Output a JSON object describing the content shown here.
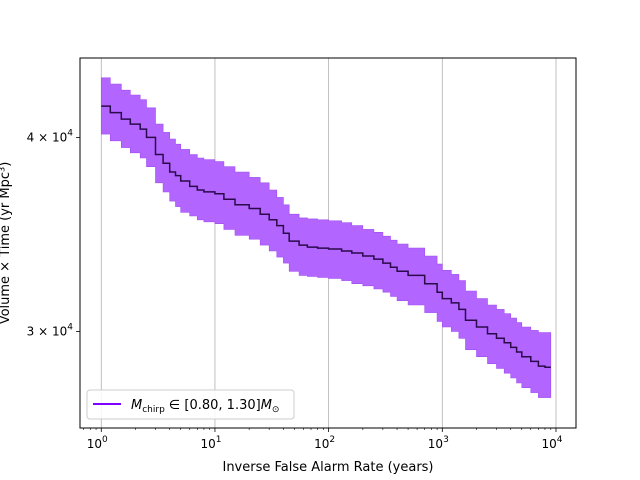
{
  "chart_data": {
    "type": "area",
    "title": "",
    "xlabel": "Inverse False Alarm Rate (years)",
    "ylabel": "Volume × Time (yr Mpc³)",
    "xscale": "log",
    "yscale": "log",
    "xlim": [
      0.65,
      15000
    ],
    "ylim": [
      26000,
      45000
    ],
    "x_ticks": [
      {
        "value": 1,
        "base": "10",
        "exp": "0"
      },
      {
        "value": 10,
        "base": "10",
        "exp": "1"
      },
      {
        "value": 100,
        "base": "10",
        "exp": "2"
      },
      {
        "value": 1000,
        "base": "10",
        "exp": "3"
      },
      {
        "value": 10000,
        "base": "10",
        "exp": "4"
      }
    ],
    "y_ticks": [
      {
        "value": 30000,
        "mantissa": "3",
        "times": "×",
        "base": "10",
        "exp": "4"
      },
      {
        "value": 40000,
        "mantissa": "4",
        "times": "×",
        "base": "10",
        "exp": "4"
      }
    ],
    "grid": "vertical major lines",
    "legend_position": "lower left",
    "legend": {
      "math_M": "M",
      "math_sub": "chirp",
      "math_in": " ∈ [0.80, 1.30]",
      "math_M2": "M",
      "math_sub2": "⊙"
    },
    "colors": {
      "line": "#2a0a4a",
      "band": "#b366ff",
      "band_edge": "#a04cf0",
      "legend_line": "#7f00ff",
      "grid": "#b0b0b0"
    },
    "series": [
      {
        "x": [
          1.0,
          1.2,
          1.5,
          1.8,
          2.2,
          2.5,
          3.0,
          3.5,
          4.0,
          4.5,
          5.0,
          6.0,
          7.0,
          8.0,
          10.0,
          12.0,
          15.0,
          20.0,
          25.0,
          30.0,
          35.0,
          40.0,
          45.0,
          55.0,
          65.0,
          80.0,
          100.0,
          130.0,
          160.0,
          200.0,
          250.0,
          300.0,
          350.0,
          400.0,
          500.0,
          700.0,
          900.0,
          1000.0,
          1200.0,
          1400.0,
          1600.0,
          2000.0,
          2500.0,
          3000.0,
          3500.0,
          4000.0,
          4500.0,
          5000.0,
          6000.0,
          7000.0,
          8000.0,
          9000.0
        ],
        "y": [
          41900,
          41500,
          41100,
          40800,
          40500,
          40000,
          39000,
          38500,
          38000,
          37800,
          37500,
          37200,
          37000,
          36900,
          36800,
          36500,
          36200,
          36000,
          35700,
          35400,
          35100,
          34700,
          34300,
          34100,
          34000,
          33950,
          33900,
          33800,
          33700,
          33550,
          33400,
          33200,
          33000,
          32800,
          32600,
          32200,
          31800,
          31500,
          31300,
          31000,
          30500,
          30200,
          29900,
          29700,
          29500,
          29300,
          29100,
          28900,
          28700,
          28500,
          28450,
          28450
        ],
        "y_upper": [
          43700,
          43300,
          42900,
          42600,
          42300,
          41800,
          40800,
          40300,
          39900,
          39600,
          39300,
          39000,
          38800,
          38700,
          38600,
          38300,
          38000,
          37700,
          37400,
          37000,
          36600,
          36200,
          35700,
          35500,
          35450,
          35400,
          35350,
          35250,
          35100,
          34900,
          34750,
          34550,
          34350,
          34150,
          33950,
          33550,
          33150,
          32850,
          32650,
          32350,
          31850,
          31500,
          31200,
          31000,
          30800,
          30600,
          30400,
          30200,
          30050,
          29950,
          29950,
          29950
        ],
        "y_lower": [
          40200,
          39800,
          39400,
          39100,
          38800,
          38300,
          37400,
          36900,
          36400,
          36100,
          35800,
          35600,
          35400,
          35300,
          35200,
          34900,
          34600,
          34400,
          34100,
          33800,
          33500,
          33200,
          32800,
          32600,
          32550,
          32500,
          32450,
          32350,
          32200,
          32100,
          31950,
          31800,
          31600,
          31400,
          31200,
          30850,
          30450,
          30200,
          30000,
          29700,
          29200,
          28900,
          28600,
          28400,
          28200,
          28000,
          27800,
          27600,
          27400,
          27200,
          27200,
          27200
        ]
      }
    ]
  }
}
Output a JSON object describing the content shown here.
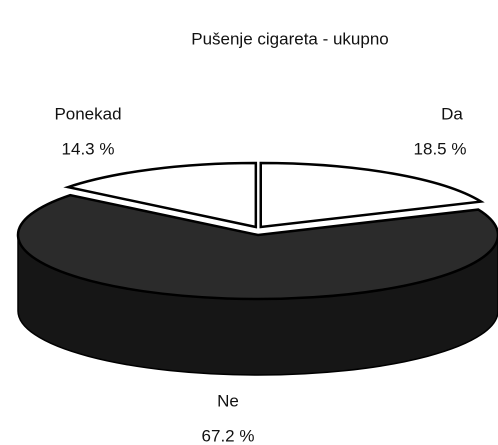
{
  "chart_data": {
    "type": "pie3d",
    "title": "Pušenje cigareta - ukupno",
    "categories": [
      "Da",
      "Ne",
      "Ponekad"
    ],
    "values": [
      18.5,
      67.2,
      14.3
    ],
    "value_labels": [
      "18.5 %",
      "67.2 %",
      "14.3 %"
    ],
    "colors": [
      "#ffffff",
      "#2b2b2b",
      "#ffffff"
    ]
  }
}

= = = =

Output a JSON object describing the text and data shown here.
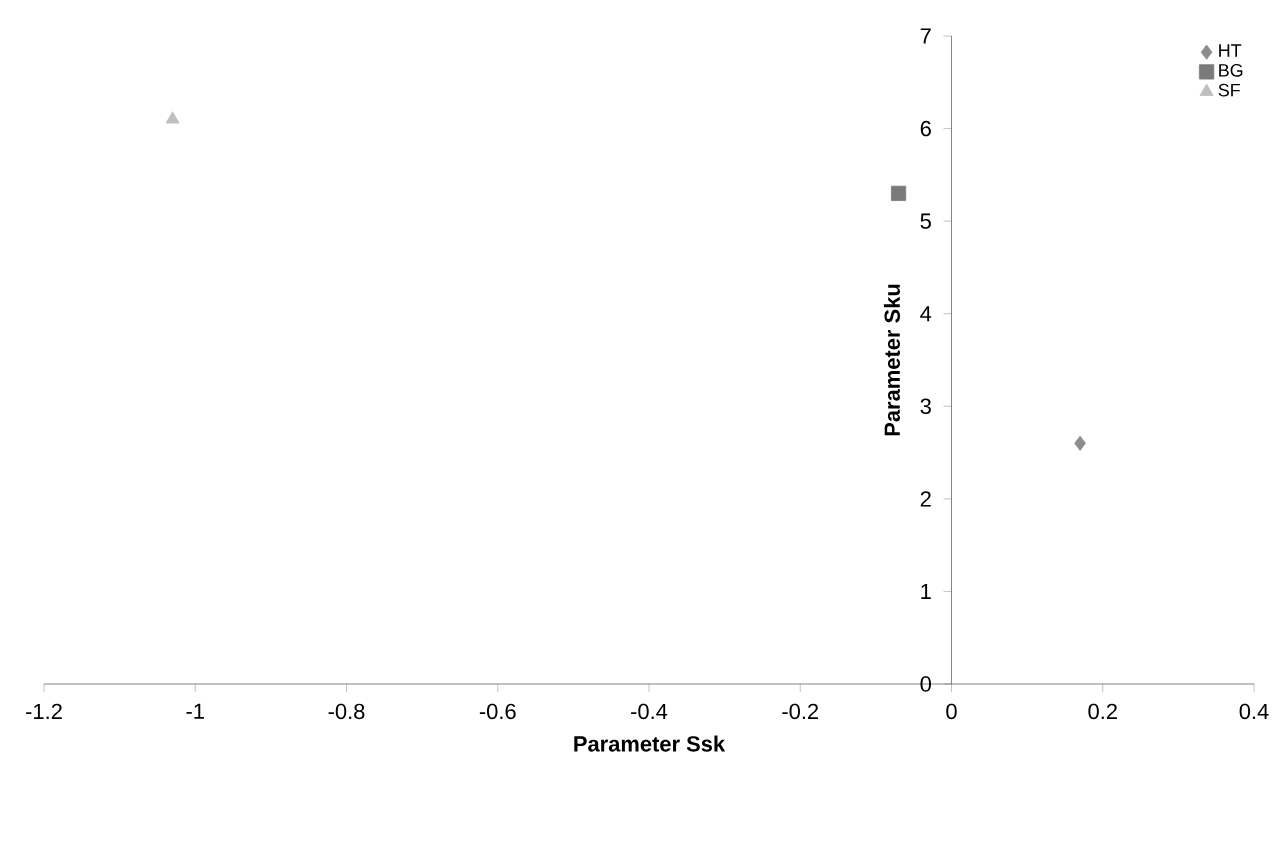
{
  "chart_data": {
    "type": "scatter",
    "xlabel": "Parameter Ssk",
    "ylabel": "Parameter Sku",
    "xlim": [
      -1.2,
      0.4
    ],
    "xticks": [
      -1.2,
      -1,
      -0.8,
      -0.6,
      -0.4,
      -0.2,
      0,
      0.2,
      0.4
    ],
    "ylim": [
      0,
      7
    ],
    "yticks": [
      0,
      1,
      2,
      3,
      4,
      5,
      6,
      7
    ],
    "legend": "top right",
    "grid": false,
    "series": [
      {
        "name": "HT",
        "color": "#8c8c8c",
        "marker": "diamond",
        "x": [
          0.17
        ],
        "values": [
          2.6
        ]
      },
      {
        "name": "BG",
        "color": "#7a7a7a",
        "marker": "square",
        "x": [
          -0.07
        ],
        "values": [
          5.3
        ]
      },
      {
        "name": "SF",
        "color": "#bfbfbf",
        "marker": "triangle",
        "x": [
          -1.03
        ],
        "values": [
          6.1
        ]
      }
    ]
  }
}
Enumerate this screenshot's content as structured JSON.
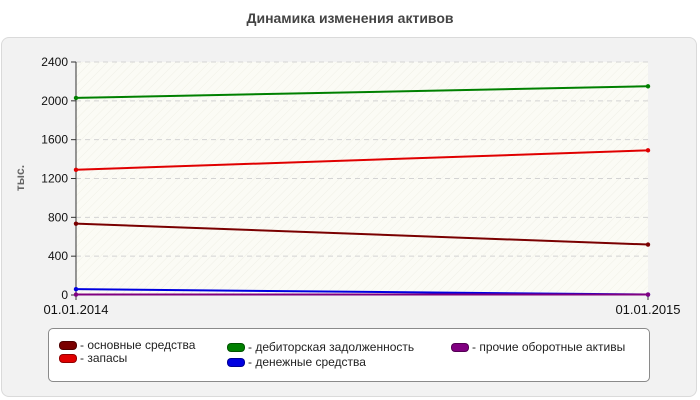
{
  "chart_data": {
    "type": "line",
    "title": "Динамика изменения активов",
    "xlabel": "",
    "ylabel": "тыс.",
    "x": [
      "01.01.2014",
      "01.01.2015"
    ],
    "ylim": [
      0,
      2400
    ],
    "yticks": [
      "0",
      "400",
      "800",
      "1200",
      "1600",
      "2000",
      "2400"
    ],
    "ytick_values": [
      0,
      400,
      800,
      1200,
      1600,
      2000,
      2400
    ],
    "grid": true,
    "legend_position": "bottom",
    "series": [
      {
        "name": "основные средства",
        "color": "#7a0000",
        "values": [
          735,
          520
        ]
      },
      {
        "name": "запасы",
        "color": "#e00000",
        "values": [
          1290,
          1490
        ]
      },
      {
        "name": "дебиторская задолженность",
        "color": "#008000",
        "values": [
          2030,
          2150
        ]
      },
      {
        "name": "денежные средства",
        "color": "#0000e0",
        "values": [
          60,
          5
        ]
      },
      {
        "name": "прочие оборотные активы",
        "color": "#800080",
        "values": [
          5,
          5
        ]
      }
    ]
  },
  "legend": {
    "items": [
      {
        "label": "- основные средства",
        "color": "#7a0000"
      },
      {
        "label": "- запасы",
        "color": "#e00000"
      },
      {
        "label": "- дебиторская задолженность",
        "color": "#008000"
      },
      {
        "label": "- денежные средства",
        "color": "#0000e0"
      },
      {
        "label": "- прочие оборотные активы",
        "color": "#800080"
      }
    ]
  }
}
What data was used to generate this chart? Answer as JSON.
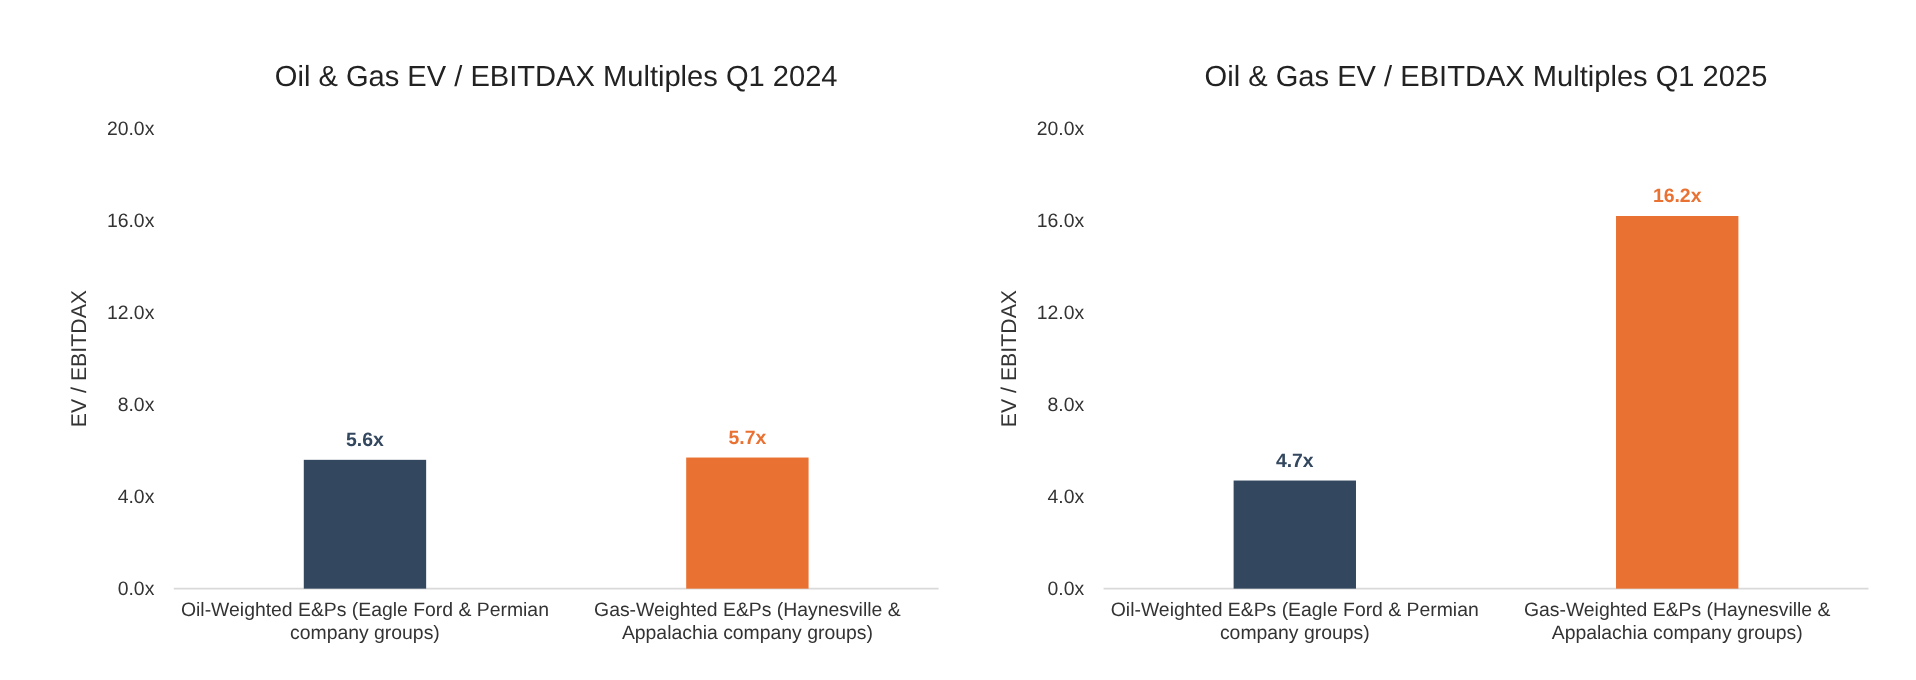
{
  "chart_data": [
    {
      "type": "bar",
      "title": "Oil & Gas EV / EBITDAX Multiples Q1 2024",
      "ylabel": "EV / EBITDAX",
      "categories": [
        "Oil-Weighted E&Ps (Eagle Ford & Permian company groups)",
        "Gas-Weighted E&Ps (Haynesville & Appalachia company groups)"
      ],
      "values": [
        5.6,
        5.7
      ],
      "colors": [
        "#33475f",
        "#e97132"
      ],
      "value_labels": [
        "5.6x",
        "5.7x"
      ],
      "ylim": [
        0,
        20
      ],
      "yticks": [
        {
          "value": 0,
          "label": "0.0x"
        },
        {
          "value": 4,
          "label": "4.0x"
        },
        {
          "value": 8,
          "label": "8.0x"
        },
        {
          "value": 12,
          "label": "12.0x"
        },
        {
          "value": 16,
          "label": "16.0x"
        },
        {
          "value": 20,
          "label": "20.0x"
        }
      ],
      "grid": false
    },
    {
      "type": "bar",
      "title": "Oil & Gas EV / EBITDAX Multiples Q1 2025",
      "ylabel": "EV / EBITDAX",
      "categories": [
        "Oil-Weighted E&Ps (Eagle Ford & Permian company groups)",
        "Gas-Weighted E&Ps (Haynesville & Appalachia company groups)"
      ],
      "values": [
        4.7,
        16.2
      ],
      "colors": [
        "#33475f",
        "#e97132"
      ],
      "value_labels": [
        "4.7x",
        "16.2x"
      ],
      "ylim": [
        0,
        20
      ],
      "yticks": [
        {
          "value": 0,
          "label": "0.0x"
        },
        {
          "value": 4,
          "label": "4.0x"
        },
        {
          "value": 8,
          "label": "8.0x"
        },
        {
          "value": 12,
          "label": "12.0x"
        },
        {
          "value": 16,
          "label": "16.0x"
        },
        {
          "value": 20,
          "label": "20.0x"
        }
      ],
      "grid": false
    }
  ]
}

= = = =

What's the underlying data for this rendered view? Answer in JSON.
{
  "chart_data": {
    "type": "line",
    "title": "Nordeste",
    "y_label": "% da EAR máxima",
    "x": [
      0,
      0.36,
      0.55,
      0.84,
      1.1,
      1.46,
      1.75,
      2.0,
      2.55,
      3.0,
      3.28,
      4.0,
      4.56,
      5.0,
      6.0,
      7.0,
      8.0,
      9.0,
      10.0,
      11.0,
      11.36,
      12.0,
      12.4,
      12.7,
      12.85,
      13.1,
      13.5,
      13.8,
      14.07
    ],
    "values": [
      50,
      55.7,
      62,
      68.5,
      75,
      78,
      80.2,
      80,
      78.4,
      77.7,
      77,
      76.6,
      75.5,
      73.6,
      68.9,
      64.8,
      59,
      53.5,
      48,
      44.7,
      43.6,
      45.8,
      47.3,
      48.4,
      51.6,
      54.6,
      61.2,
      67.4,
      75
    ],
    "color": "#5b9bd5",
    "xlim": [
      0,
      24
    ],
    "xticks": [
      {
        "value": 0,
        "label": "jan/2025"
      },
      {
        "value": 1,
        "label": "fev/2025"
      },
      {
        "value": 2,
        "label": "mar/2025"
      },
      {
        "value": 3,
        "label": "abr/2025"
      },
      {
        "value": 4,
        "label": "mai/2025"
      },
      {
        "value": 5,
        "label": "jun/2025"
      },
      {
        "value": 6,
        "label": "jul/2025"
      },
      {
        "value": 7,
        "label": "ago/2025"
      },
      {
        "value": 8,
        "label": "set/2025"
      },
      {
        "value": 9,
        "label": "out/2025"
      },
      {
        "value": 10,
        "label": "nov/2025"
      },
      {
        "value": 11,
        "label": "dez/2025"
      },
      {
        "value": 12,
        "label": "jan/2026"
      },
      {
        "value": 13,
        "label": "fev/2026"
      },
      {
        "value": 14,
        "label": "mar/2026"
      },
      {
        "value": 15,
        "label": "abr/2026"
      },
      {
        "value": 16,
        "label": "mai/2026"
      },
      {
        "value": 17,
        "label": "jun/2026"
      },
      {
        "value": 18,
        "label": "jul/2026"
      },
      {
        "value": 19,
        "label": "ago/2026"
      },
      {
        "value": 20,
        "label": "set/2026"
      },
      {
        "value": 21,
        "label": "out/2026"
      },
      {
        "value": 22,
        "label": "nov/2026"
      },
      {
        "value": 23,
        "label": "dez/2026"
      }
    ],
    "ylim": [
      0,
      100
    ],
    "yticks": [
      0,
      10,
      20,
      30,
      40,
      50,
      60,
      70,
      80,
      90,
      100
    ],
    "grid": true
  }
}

= = = =

## Exercise
Return every line holding the word "name" from the records.

## Finished task
        "name": "HT",
        "name": "BG",
        "name": "SF",
        "name": "основные средства",
        "name": "запасы",
        "name": "дебиторская задолженность",
        "name": "денежные средства",
        "name": "прочие оборотные активы",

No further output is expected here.